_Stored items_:

————

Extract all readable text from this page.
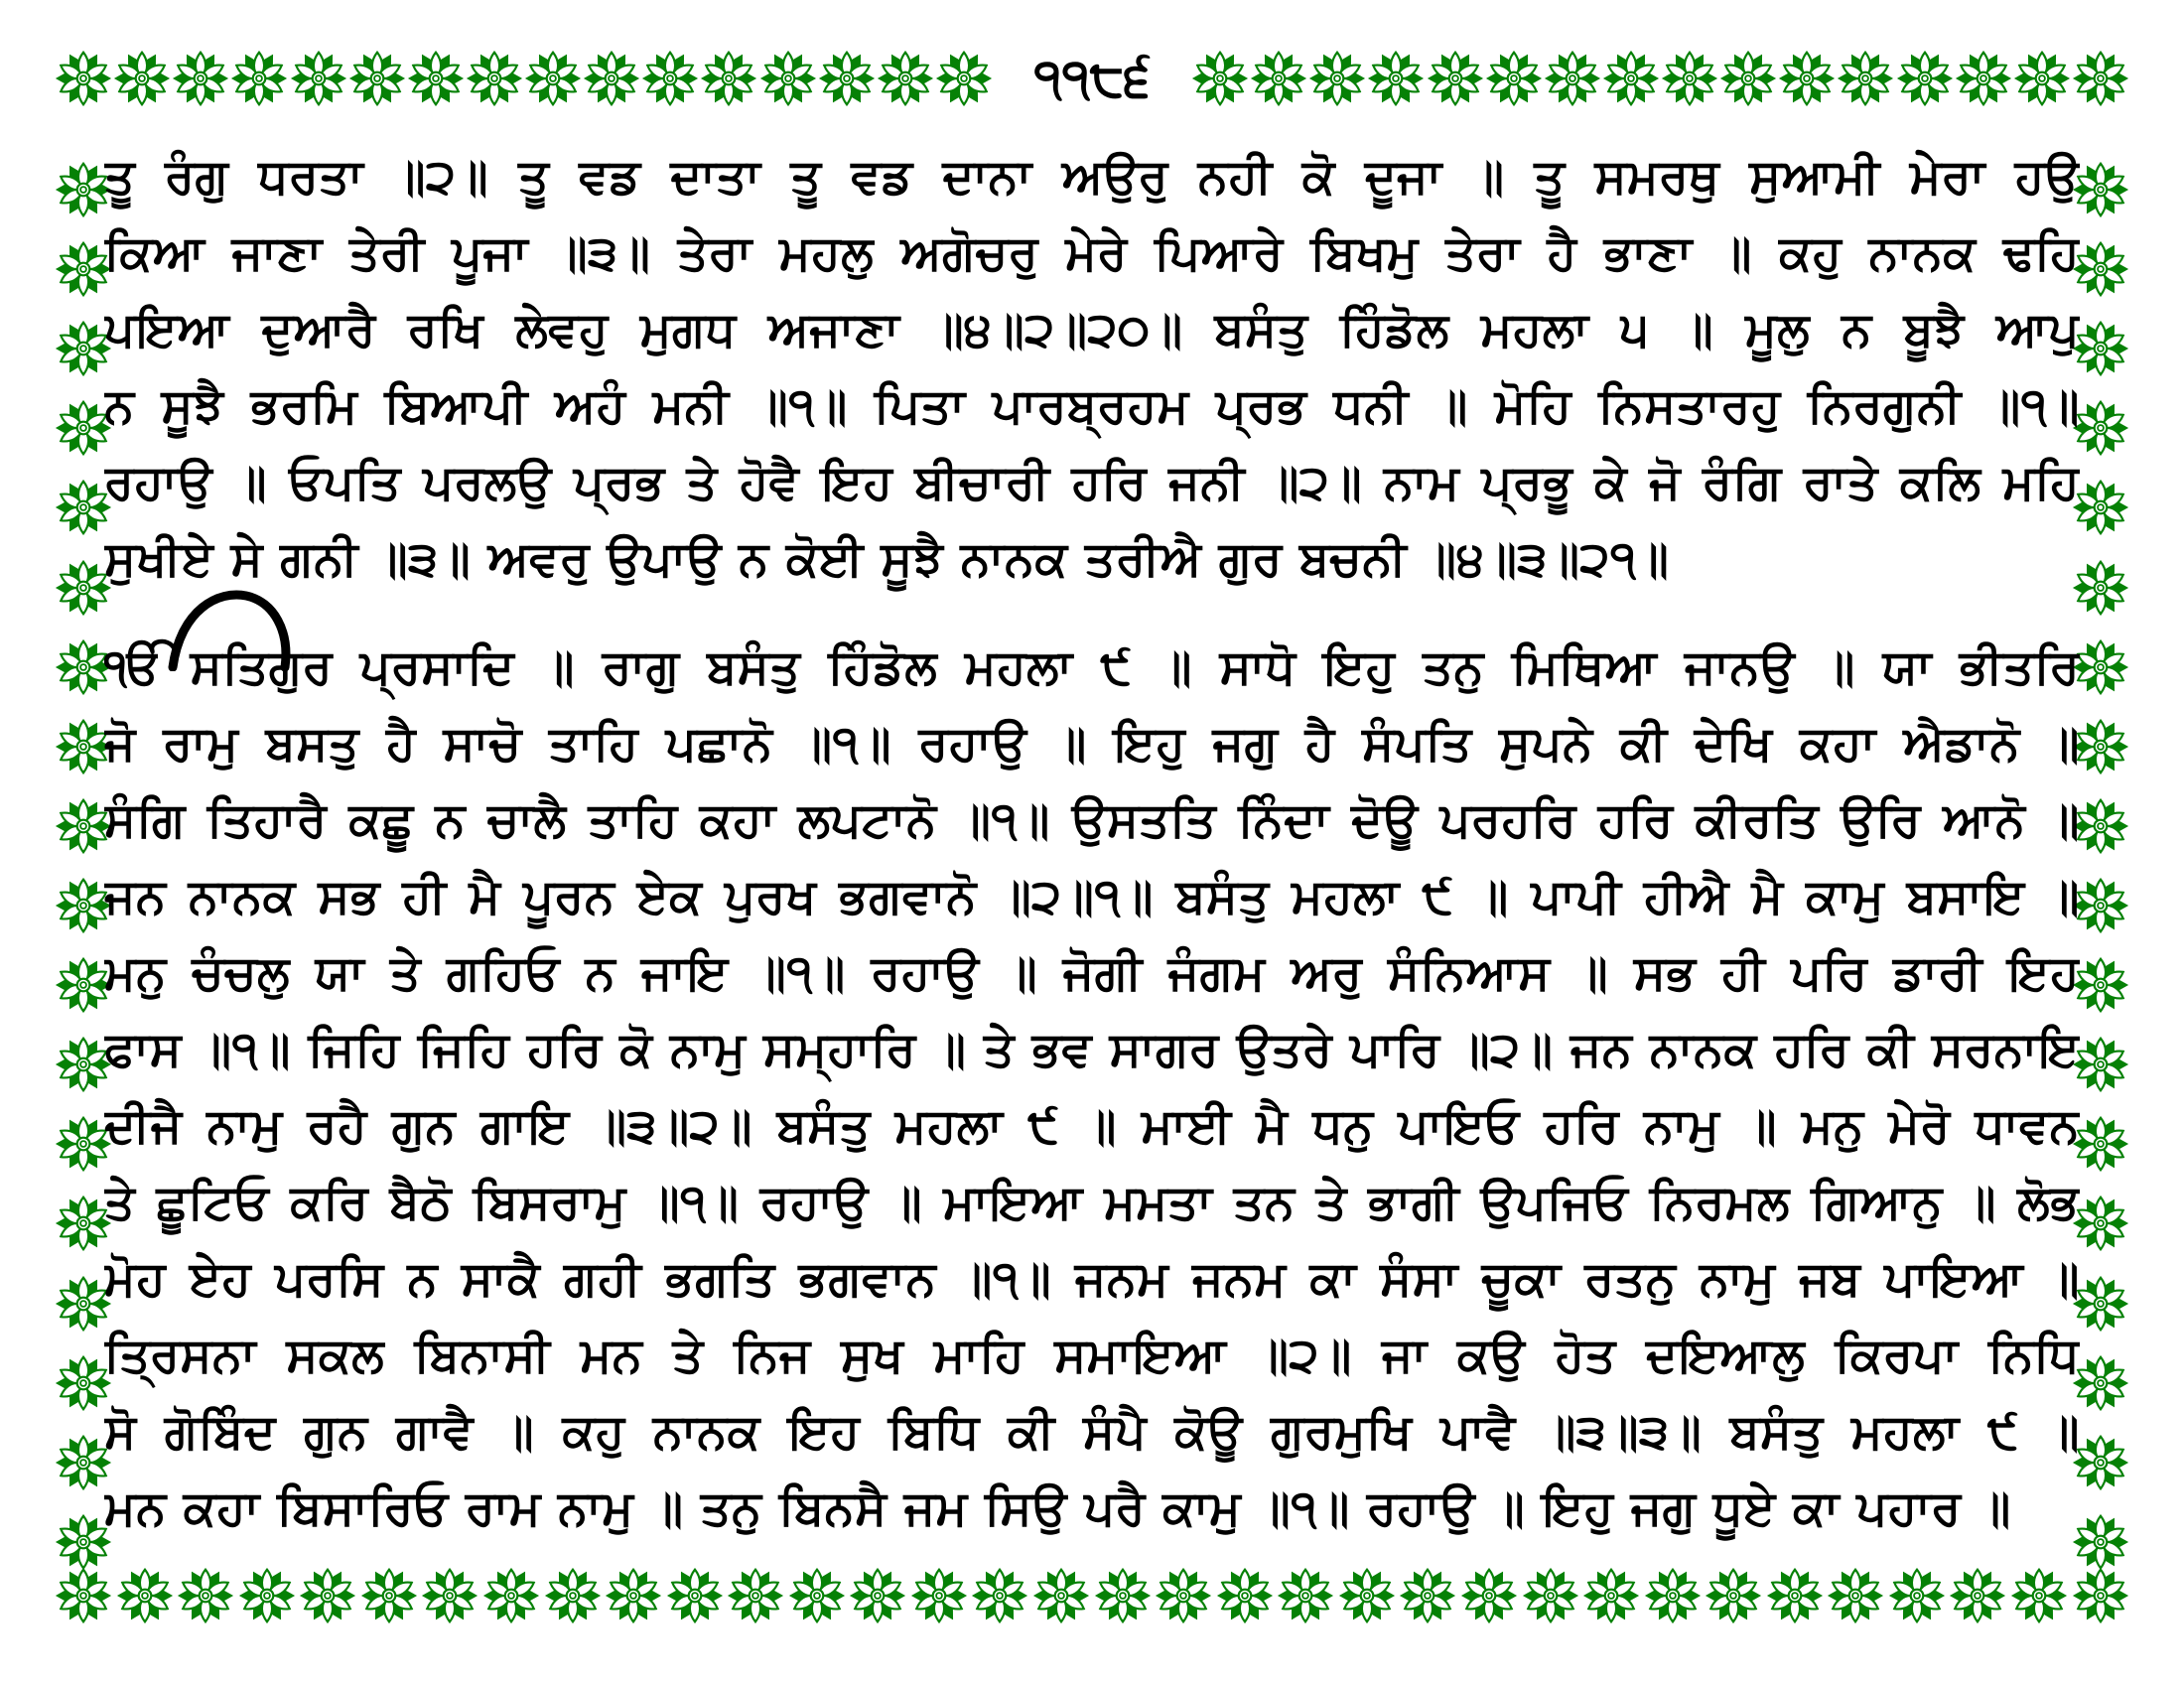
੧੧੮੬
ਤੂ ਰੰਗੁ ਧਰਤਾ ॥੨॥ ਤੂ ਵਡ ਦਾਤਾ ਤੂ ਵਡ ਦਾਨਾ ਅਉਰੁ ਨਹੀ ਕੋ ਦੂਜਾ ॥ ਤੂ ਸਮਰਥੁ ਸੁਆਮੀ ਮੇਰਾ ਹਉ
ਕਿਆ ਜਾਣਾ ਤੇਰੀ ਪੂਜਾ ॥੩॥ ਤੇਰਾ ਮਹਲੁ ਅਗੋਚਰੁ ਮੇਰੇ ਪਿਆਰੇ ਬਿਖਮੁ ਤੇਰਾ ਹੈ ਭਾਣਾ ॥ ਕਹੁ ਨਾਨਕ ਢਹਿ
ਪਇਆ ਦੁਆਰੈ ਰਖਿ ਲੇਵਹੁ ਮੁਗਧ ਅਜਾਣਾ ॥੪॥੨॥੨੦॥ ਬਸੰਤੁ ਹਿੰਡੋਲ ਮਹਲਾ ੫ ॥ ਮੂਲੁ ਨ ਬੂਝੈ ਆਪੁ
ਨ ਸੂਝੈ ਭਰਮਿ ਬਿਆਪੀ ਅਹੰ ਮਨੀ ॥੧॥ ਪਿਤਾ ਪਾਰਬ੍ਰਹਮ ਪ੍ਰਭ ਧਨੀ ॥ ਮੋਹਿ ਨਿਸਤਾਰਹੁ ਨਿਰਗੁਨੀ ॥੧॥
ਰਹਾਉ ॥ ਓਪਤਿ ਪਰਲਉ ਪ੍ਰਭ ਤੇ ਹੋਵੈ ਇਹ ਬੀਚਾਰੀ ਹਰਿ ਜਨੀ ॥੨॥ ਨਾਮ ਪ੍ਰਭੂ ਕੇ ਜੋ ਰੰਗਿ ਰਾਤੇ ਕਲਿ ਮਹਿ
ਸੁਖੀਏ ਸੇ ਗਨੀ ॥੩॥ ਅਵਰੁ ਉਪਾਉ ਨ ਕੋਈ ਸੂਝੈ ਨਾਨਕ ਤਰੀਐ ਗੁਰ ਬਚਨੀ ॥੪॥੩॥੨੧॥
ੴ ਸਤਿਗੁਰ ਪ੍ਰਸਾਦਿ ॥ ਰਾਗੁ ਬਸੰਤੁ ਹਿੰਡੋਲ ਮਹਲਾ ੯ ॥ ਸਾਧੋ ਇਹੁ ਤਨੁ ਮਿਥਿਆ ਜਾਨਉ ॥ ਯਾ ਭੀਤਰਿ
ਜੋ ਰਾਮੁ ਬਸਤੁ ਹੈ ਸਾਚੋ ਤਾਹਿ ਪਛਾਨੋ ॥੧॥ ਰਹਾਉ ॥ ਇਹੁ ਜਗੁ ਹੈ ਸੰਪਤਿ ਸੁਪਨੇ ਕੀ ਦੇਖਿ ਕਹਾ ਐਡਾਨੋ ॥
ਸੰਗਿ ਤਿਹਾਰੈ ਕਛੂ ਨ ਚਾਲੈ ਤਾਹਿ ਕਹਾ ਲਪਟਾਨੋ ॥੧॥ ਉਸਤਤਿ ਨਿੰਦਾ ਦੋਊ ਪਰਹਰਿ ਹਰਿ ਕੀਰਤਿ ਉਰਿ ਆਨੋ ॥
ਜਨ ਨਾਨਕ ਸਭ ਹੀ ਮੈ ਪੂਰਨ ਏਕ ਪੁਰਖ ਭਗਵਾਨੋ ॥੨॥੧॥ ਬਸੰਤੁ ਮਹਲਾ ੯ ॥ ਪਾਪੀ ਹੀਐ ਮੈ ਕਾਮੁ ਬਸਾਇ ॥
ਮਨੁ ਚੰਚਲੁ ਯਾ ਤੇ ਗਹਿਓ ਨ ਜਾਇ ॥੧॥ ਰਹਾਉ ॥ ਜੋਗੀ ਜੰਗਮ ਅਰੁ ਸੰਨਿਆਸ ॥ ਸਭ ਹੀ ਪਰਿ ਡਾਰੀ ਇਹ
ਫਾਸ ॥੧॥ ਜਿਹਿ ਜਿਹਿ ਹਰਿ ਕੋ ਨਾਮੁ ਸਮ੍ਹਾਰਿ ॥ ਤੇ ਭਵ ਸਾਗਰ ਉਤਰੇ ਪਾਰਿ ॥੨॥ ਜਨ ਨਾਨਕ ਹਰਿ ਕੀ ਸਰਨਾਇ
ਦੀਜੈ ਨਾਮੁ ਰਹੈ ਗੁਨ ਗਾਇ ॥੩॥੨॥ ਬਸੰਤੁ ਮਹਲਾ ੯ ॥ ਮਾਈ ਮੈ ਧਨੁ ਪਾਇਓ ਹਰਿ ਨਾਮੁ ॥ ਮਨੁ ਮੇਰੋ ਧਾਵਨ
ਤੇ ਛੂਟਿਓ ਕਰਿ ਬੈਠੋ ਬਿਸਰਾਮੁ ॥੧॥ ਰਹਾਉ ॥ ਮਾਇਆ ਮਮਤਾ ਤਨ ਤੇ ਭਾਗੀ ਉਪਜਿਓ ਨਿਰਮਲ ਗਿਆਨੁ ॥ ਲੋਭ
ਮੋਹ ਏਹ ਪਰਸਿ ਨ ਸਾਕੈ ਗਹੀ ਭਗਤਿ ਭਗਵਾਨ ॥੧॥ ਜਨਮ ਜਨਮ ਕਾ ਸੰਸਾ ਚੂਕਾ ਰਤਨੁ ਨਾਮੁ ਜਬ ਪਾਇਆ ॥
ਤ੍ਰਿਸਨਾ ਸਕਲ ਬਿਨਾਸੀ ਮਨ ਤੇ ਨਿਜ ਸੁਖ ਮਾਹਿ ਸਮਾਇਆ ॥੨॥ ਜਾ ਕਉ ਹੋਤ ਦਇਆਲੁ ਕਿਰਪਾ ਨਿਧਿ
ਸੋ ਗੋਬਿੰਦ ਗੁਨ ਗਾਵੈ ॥ ਕਹੁ ਨਾਨਕ ਇਹ ਬਿਧਿ ਕੀ ਸੰਪੈ ਕੋਊ ਗੁਰਮੁਖਿ ਪਾਵੈ ॥੩॥੩॥ ਬਸੰਤੁ ਮਹਲਾ ੯ ॥
ਮਨ ਕਹਾ ਬਿਸਾਰਿਓ ਰਾਮ ਨਾਮੁ ॥ ਤਨੁ ਬਿਨਸੈ ਜਮ ਸਿਉ ਪਰੈ ਕਾਮੁ ॥੧॥ ਰਹਾਉ ॥ ਇਹੁ ਜਗੁ ਧੂਏ ਕਾ ਪਹਾਰ ॥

————

_WHAT YOU NEED TO DO_:
Copy out all of the material exactly as written, without its pictures.

_FULL OUTPUT_:
Extract all readable text from this page.
੧੧੮੬
ਤੂ ਰੰਗੁ ਧਰਤਾ ॥੨॥ ਤੂ ਵਡ ਦਾਤਾ ਤੂ ਵਡ ਦਾਨਾ ਅਉਰੁ ਨਹੀ ਕੋ ਦੂਜਾ ॥ ਤੂ ਸਮਰਥੁ ਸੁਆਮੀ ਮੇਰਾ ਹਉ
ਕਿਆ ਜਾਣਾ ਤੇਰੀ ਪੂਜਾ ॥੩॥ ਤੇਰਾ ਮਹਲੁ ਅਗੋਚਰੁ ਮੇਰੇ ਪਿਆਰੇ ਬਿਖਮੁ ਤੇਰਾ ਹੈ ਭਾਣਾ ॥ ਕਹੁ ਨਾਨਕ ਢਹਿ
ਪਇਆ ਦੁਆਰੈ ਰਖਿ ਲੇਵਹੁ ਮੁਗਧ ਅਜਾਣਾ ॥੪॥੨॥੨੦॥ ਬਸੰਤੁ ਹਿੰਡੋਲ ਮਹਲਾ ੫ ॥ ਮੂਲੁ ਨ ਬੂਝੈ ਆਪੁ
ਨ ਸੂਝੈ ਭਰਮਿ ਬਿਆਪੀ ਅਹੰ ਮਨੀ ॥੧॥ ਪਿਤਾ ਪਾਰਬ੍ਰਹਮ ਪ੍ਰਭ ਧਨੀ ॥ ਮੋਹਿ ਨਿਸਤਾਰਹੁ ਨਿਰਗੁਨੀ ॥੧॥
ਰਹਾਉ ॥ ਓਪਤਿ ਪਰਲਉ ਪ੍ਰਭ ਤੇ ਹੋਵੈ ਇਹ ਬੀਚਾਰੀ ਹਰਿ ਜਨੀ ॥੨॥ ਨਾਮ ਪ੍ਰਭੂ ਕੇ ਜੋ ਰੰਗਿ ਰਾਤੇ ਕਲਿ ਮਹਿ
ਸੁਖੀਏ ਸੇ ਗਨੀ ॥੩॥ ਅਵਰੁ ਉਪਾਉ ਨ ਕੋਈ ਸੂਝੈ ਨਾਨਕ ਤਰੀਐ ਗੁਰ ਬਚਨੀ ॥੪॥੩॥੨੧॥
ੴ ਸਤਿਗੁਰ ਪ੍ਰਸਾਦਿ ॥ ਰਾਗੁ ਬਸੰਤੁ ਹਿੰਡੋਲ ਮਹਲਾ ੯ ॥ ਸਾਧੋ ਇਹੁ ਤਨੁ ਮਿਥਿਆ ਜਾਨਉ ॥ ਯਾ ਭੀਤਰਿ
ਜੋ ਰਾਮੁ ਬਸਤੁ ਹੈ ਸਾਚੋ ਤਾਹਿ ਪਛਾਨੋ ॥੧॥ ਰਹਾਉ ॥ ਇਹੁ ਜਗੁ ਹੈ ਸੰਪਤਿ ਸੁਪਨੇ ਕੀ ਦੇਖਿ ਕਹਾ ਐਡਾਨੋ ॥
ਸੰਗਿ ਤਿਹਾਰੈ ਕਛੂ ਨ ਚਾਲੈ ਤਾਹਿ ਕਹਾ ਲਪਟਾਨੋ ॥੧॥ ਉਸਤਤਿ ਨਿੰਦਾ ਦੋਊ ਪਰਹਰਿ ਹਰਿ ਕੀਰਤਿ ਉਰਿ ਆਨੋ ॥
ਜਨ ਨਾਨਕ ਸਭ ਹੀ ਮੈ ਪੂਰਨ ਏਕ ਪੁਰਖ ਭਗਵਾਨੋ ॥੨॥੧॥ ਬਸੰਤੁ ਮਹਲਾ ੯ ॥ ਪਾਪੀ ਹੀਐ ਮੈ ਕਾਮੁ ਬਸਾਇ ॥
ਮਨੁ ਚੰਚਲੁ ਯਾ ਤੇ ਗਹਿਓ ਨ ਜਾਇ ॥੧॥ ਰਹਾਉ ॥ ਜੋਗੀ ਜੰਗਮ ਅਰੁ ਸੰਨਿਆਸ ॥ ਸਭ ਹੀ ਪਰਿ ਡਾਰੀ ਇਹ
ਫਾਸ ॥੧॥ ਜਿਹਿ ਜਿਹਿ ਹਰਿ ਕੋ ਨਾਮੁ ਸਮ੍ਹਾਰਿ ॥ ਤੇ ਭਵ ਸਾਗਰ ਉਤਰੇ ਪਾਰਿ ॥੨॥ ਜਨ ਨਾਨਕ ਹਰਿ ਕੀ ਸਰਨਾਇ
ਦੀਜੈ ਨਾਮੁ ਰਹੈ ਗੁਨ ਗਾਇ ॥੩॥੨॥ ਬਸੰਤੁ ਮਹਲਾ ੯ ॥ ਮਾਈ ਮੈ ਧਨੁ ਪਾਇਓ ਹਰਿ ਨਾਮੁ ॥ ਮਨੁ ਮੇਰੋ ਧਾਵਨ
ਤੇ ਛੂਟਿਓ ਕਰਿ ਬੈਠੋ ਬਿਸਰਾਮੁ ॥੧॥ ਰਹਾਉ ॥ ਮਾਇਆ ਮਮਤਾ ਤਨ ਤੇ ਭਾਗੀ ਉਪਜਿਓ ਨਿਰਮਲ ਗਿਆਨੁ ॥ ਲੋਭ
ਮੋਹ ਏਹ ਪਰਸਿ ਨ ਸਾਕੈ ਗਹੀ ਭਗਤਿ ਭਗਵਾਨ ॥੧॥ ਜਨਮ ਜਨਮ ਕਾ ਸੰਸਾ ਚੂਕਾ ਰਤਨੁ ਨਾਮੁ ਜਬ ਪਾਇਆ ॥
ਤ੍ਰਿਸਨਾ ਸਕਲ ਬਿਨਾਸੀ ਮਨ ਤੇ ਨਿਜ ਸੁਖ ਮਾਹਿ ਸਮਾਇਆ ॥੨॥ ਜਾ ਕਉ ਹੋਤ ਦਇਆਲੁ ਕਿਰਪਾ ਨਿਧਿ
ਸੋ ਗੋਬਿੰਦ ਗੁਨ ਗਾਵੈ ॥ ਕਹੁ ਨਾਨਕ ਇਹ ਬਿਧਿ ਕੀ ਸੰਪੈ ਕੋਊ ਗੁਰਮੁਖਿ ਪਾਵੈ ॥੩॥੩॥ ਬਸੰਤੁ ਮਹਲਾ ੯ ॥
ਮਨ ਕਹਾ ਬਿਸਾਰਿਓ ਰਾਮ ਨਾਮੁ ॥ ਤਨੁ ਬਿਨਸੈ ਜਮ ਸਿਉ ਪਰੈ ਕਾਮੁ ॥੧॥ ਰਹਾਉ ॥ ਇਹੁ ਜਗੁ ਧੂਏ ਕਾ ਪਹਾਰ ॥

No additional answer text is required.